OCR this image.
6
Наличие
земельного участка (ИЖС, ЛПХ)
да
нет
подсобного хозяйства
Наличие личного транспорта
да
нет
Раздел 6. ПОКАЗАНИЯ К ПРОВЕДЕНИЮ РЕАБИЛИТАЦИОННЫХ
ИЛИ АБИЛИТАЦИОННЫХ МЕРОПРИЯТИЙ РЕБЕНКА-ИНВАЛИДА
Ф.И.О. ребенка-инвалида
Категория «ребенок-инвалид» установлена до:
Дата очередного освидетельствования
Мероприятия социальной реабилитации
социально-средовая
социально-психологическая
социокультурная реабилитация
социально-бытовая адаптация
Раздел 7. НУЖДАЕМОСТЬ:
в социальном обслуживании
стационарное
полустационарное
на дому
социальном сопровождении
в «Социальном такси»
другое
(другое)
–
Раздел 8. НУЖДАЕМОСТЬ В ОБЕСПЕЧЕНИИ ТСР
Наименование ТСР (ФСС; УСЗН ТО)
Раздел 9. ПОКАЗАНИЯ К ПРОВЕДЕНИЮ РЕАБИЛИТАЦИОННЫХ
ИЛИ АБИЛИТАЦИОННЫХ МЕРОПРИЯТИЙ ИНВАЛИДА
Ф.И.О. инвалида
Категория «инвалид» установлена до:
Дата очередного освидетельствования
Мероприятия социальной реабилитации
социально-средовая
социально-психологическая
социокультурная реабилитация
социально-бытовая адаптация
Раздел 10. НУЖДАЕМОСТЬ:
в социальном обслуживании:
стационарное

○ ○ ○ ○ ○

From the listing above, copy every line that includes the word "обслуживании".

### Right answer
в социальном обслуживании
в социальном обслуживании:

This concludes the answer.